_Exercise_
Reproduce each of the rows below word for word, leaving out the pictures.
______
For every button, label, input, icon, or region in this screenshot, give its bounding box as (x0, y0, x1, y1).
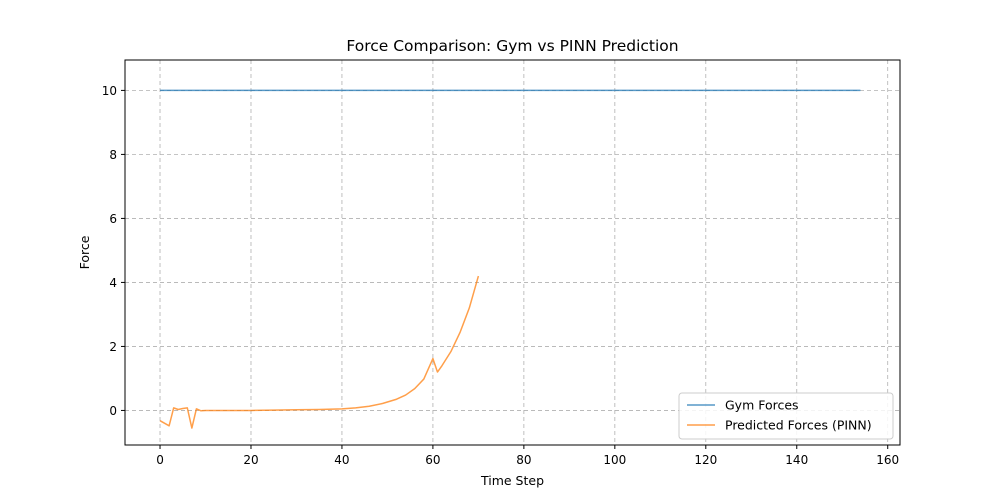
chart-title: Force Comparison: Gym vs PINN Prediction (346, 37, 678, 55)
series-lines (159, 89, 861, 429)
x-tick-label: 100 (603, 453, 626, 467)
y-tick-label: 6 (109, 212, 117, 226)
grid-lines (125, 60, 900, 445)
legend-label-predicted-forces: Predicted Forces (PINN) (725, 418, 872, 433)
x-tick-label: 60 (425, 453, 440, 467)
x-axis-label: Time Step (480, 473, 544, 488)
y-axis-label: Force (77, 235, 92, 269)
y-tick-label: 8 (109, 148, 117, 162)
y-tick-label: 10 (102, 84, 117, 98)
y-tick-label: 0 (109, 404, 117, 418)
x-tick-label: 20 (243, 453, 258, 467)
legend-label-gym-forces: Gym Forces (725, 398, 799, 413)
x-tick-label: 0 (156, 453, 164, 467)
series-line-predicted-forces (159, 275, 480, 429)
legend-box (678, 392, 894, 440)
x-tick-label: 40 (334, 453, 349, 467)
y-tick-label: 2 (109, 340, 117, 354)
x-tick-label: 160 (876, 453, 899, 467)
y-tick-label: 4 (109, 276, 117, 290)
axis-ticks: 0 20 40 60 80 100 120 140 160 0 2 4 6 8 10 (102, 84, 899, 467)
x-tick-label: 120 (694, 453, 717, 467)
legend: Gym Forces Predicted Forces (PINN) (678, 392, 894, 440)
x-tick-label: 80 (516, 453, 531, 467)
x-tick-label: 140 (785, 453, 808, 467)
plot-frame (124, 59, 901, 446)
______
_The completed task_
For every button, label, input, icon, or region in this screenshot, give its bounding box as (x0, y0, x1, y1).
chart-title: Force Comparison: Gym vs PINN Prediction (346, 37, 678, 55)
series-lines (159, 89, 861, 429)
x-tick-label: 100 (603, 453, 626, 467)
y-tick-label: 6 (109, 212, 117, 226)
grid-lines (125, 60, 900, 445)
legend-label-predicted-forces: Predicted Forces (PINN) (725, 418, 872, 433)
x-tick-label: 60 (425, 453, 440, 467)
x-axis-label: Time Step (480, 473, 544, 488)
y-axis-label: Force (77, 235, 92, 269)
y-tick-label: 8 (109, 148, 117, 162)
y-tick-label: 10 (102, 84, 117, 98)
y-tick-label: 0 (109, 404, 117, 418)
x-tick-label: 20 (243, 453, 258, 467)
legend-label-gym-forces: Gym Forces (725, 398, 799, 413)
x-tick-label: 0 (156, 453, 164, 467)
series-line-predicted-forces (159, 275, 480, 429)
legend-box (678, 392, 894, 440)
x-tick-label: 40 (334, 453, 349, 467)
y-tick-label: 2 (109, 340, 117, 354)
x-tick-label: 160 (876, 453, 899, 467)
y-tick-label: 4 (109, 276, 117, 290)
axis-ticks: 0 20 40 60 80 100 120 140 160 0 2 4 6 8 10 (102, 84, 899, 467)
x-tick-label: 120 (694, 453, 717, 467)
legend: Gym Forces Predicted Forces (PINN) (678, 392, 894, 440)
x-tick-label: 80 (516, 453, 531, 467)
x-tick-label: 140 (785, 453, 808, 467)
plot-frame (124, 59, 901, 446)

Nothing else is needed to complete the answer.